## Work instructions:
From the entries below, tally how many lines contain "flag" and report only that figure.
[START OF Working data]
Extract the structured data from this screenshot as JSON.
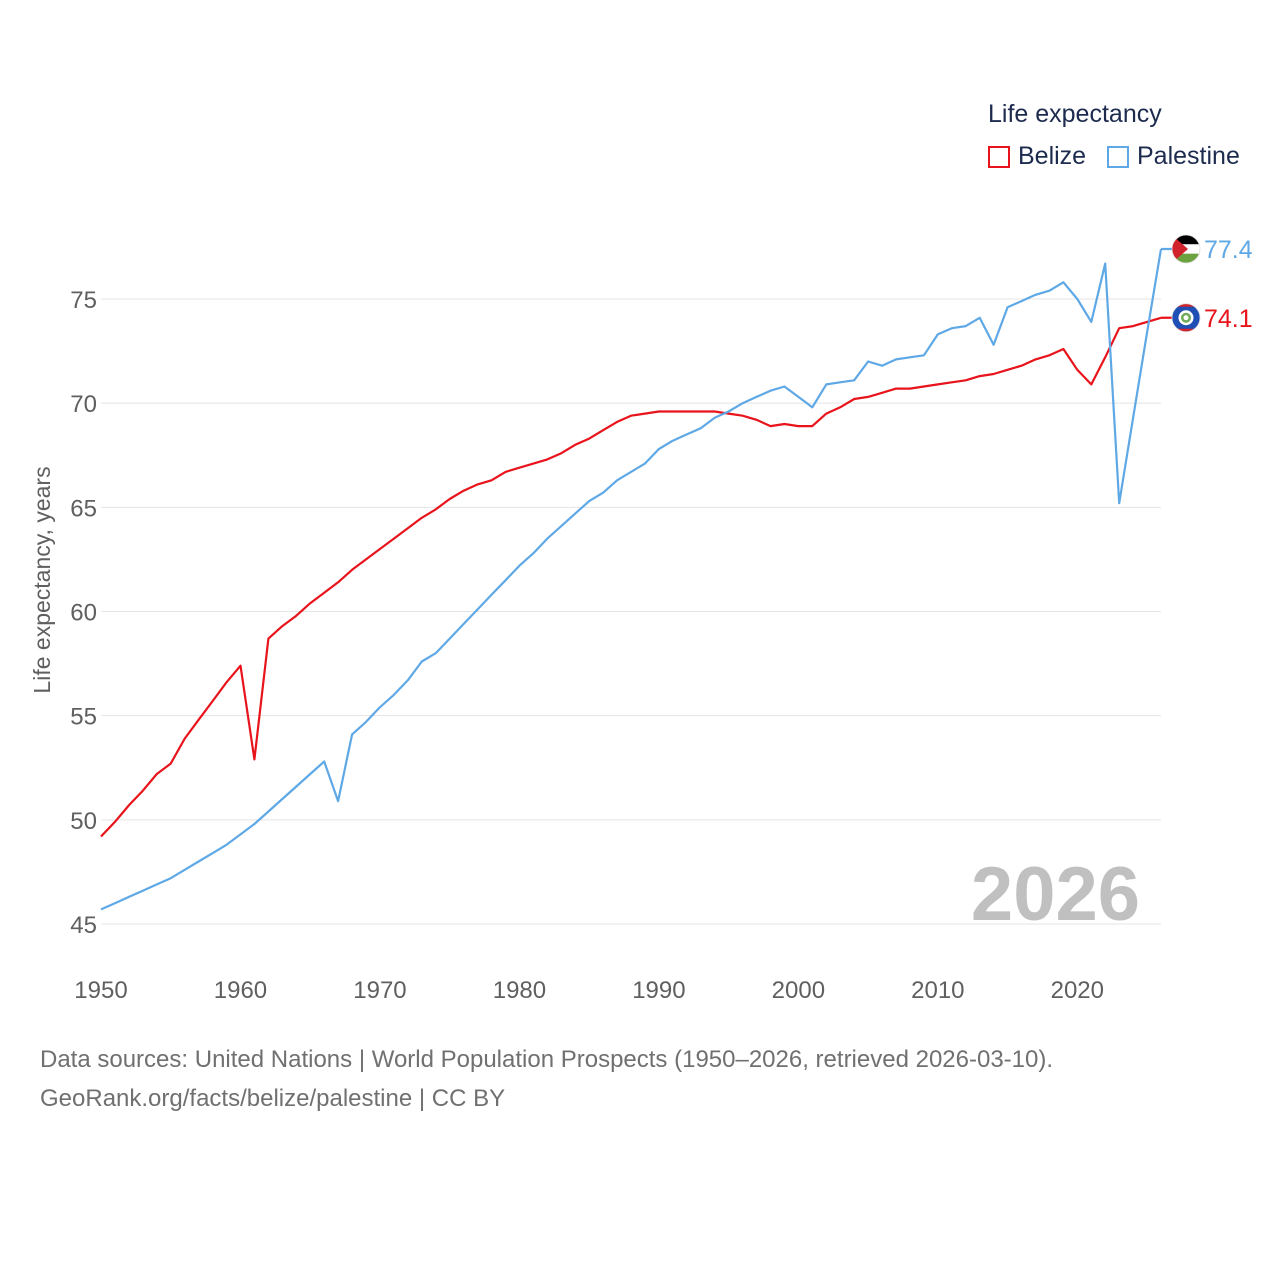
{
  "chart_data": {
    "type": "line",
    "title": "Life expectancy",
    "ylabel": "Life expectancy, years",
    "xlabel": "",
    "xlim": [
      1950,
      2026
    ],
    "ylim": [
      43,
      78
    ],
    "x_ticks": [
      1950,
      1960,
      1970,
      1980,
      1990,
      2000,
      2010,
      2020
    ],
    "y_ticks": [
      45,
      50,
      55,
      60,
      65,
      70,
      75
    ],
    "grid": true,
    "year_label": "2026",
    "series": [
      {
        "name": "Belize",
        "color": "#e8131b",
        "end_label": "74.1",
        "flag_icon": "belize-flag-icon",
        "x": [
          1950,
          1951,
          1952,
          1953,
          1954,
          1955,
          1956,
          1957,
          1958,
          1959,
          1960,
          1961,
          1962,
          1963,
          1964,
          1965,
          1966,
          1967,
          1968,
          1969,
          1970,
          1971,
          1972,
          1973,
          1974,
          1975,
          1976,
          1977,
          1978,
          1979,
          1980,
          1981,
          1982,
          1983,
          1984,
          1985,
          1986,
          1987,
          1988,
          1989,
          1990,
          1991,
          1992,
          1993,
          1994,
          1995,
          1996,
          1997,
          1998,
          1999,
          2000,
          2001,
          2002,
          2003,
          2004,
          2005,
          2006,
          2007,
          2008,
          2009,
          2010,
          2011,
          2012,
          2013,
          2014,
          2015,
          2016,
          2017,
          2018,
          2019,
          2020,
          2021,
          2022,
          2023,
          2024,
          2025,
          2026
        ],
        "values": [
          49.2,
          49.9,
          50.7,
          51.4,
          52.2,
          52.7,
          53.9,
          54.8,
          55.7,
          56.6,
          57.4,
          52.9,
          58.7,
          59.3,
          59.8,
          60.4,
          60.9,
          61.4,
          62.0,
          62.5,
          63.0,
          63.5,
          64.0,
          64.5,
          64.9,
          65.4,
          65.8,
          66.1,
          66.3,
          66.7,
          66.9,
          67.1,
          67.3,
          67.6,
          68.0,
          68.3,
          68.7,
          69.1,
          69.4,
          69.5,
          69.6,
          69.6,
          69.6,
          69.6,
          69.6,
          69.5,
          69.4,
          69.2,
          68.9,
          69.0,
          68.9,
          68.9,
          69.5,
          69.8,
          70.2,
          70.3,
          70.5,
          70.7,
          70.7,
          70.8,
          70.9,
          71.0,
          71.1,
          71.3,
          71.4,
          71.6,
          71.8,
          72.1,
          72.3,
          72.6,
          71.6,
          70.9,
          72.2,
          73.6,
          73.7,
          73.9,
          74.1
        ]
      },
      {
        "name": "Palestine",
        "color": "#5fa8e6",
        "end_label": "77.4",
        "flag_icon": "palestine-flag-icon",
        "x": [
          1950,
          1951,
          1952,
          1953,
          1954,
          1955,
          1956,
          1957,
          1958,
          1959,
          1960,
          1961,
          1962,
          1963,
          1964,
          1965,
          1966,
          1967,
          1968,
          1969,
          1970,
          1971,
          1972,
          1973,
          1974,
          1975,
          1976,
          1977,
          1978,
          1979,
          1980,
          1981,
          1982,
          1983,
          1984,
          1985,
          1986,
          1987,
          1988,
          1989,
          1990,
          1991,
          1992,
          1993,
          1994,
          1995,
          1996,
          1997,
          1998,
          1999,
          2000,
          2001,
          2002,
          2003,
          2004,
          2005,
          2006,
          2007,
          2008,
          2009,
          2010,
          2011,
          2012,
          2013,
          2014,
          2015,
          2016,
          2017,
          2018,
          2019,
          2020,
          2021,
          2022,
          2023,
          2024,
          2025,
          2026
        ],
        "values": [
          45.7,
          46.0,
          46.3,
          46.6,
          46.9,
          47.2,
          47.6,
          48.0,
          48.4,
          48.8,
          49.3,
          49.8,
          50.4,
          51.0,
          51.6,
          52.2,
          52.8,
          50.9,
          54.1,
          54.7,
          55.4,
          56.0,
          56.7,
          57.6,
          58.0,
          58.7,
          59.4,
          60.1,
          60.8,
          61.5,
          62.2,
          62.8,
          63.5,
          64.1,
          64.7,
          65.3,
          65.7,
          66.3,
          66.7,
          67.1,
          67.8,
          68.2,
          68.5,
          68.8,
          69.3,
          69.6,
          70.0,
          70.3,
          70.6,
          70.8,
          70.3,
          69.8,
          70.9,
          71.0,
          71.1,
          72.0,
          71.8,
          72.1,
          72.2,
          72.3,
          73.3,
          73.6,
          73.7,
          74.1,
          72.8,
          74.6,
          74.9,
          75.2,
          75.4,
          75.8,
          75.0,
          73.9,
          76.7,
          65.2,
          69.3,
          73.4,
          77.4
        ]
      }
    ]
  },
  "legend": {
    "title": "Life expectancy",
    "items": [
      "Belize",
      "Palestine"
    ]
  },
  "source": {
    "line1": "Data sources: United Nations | World Population Prospects (1950–2026, retrieved 2026-03-10).",
    "line2": "GeoRank.org/facts/belize/palestine | CC BY"
  }
}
[END OF Working data]
## Task response:
2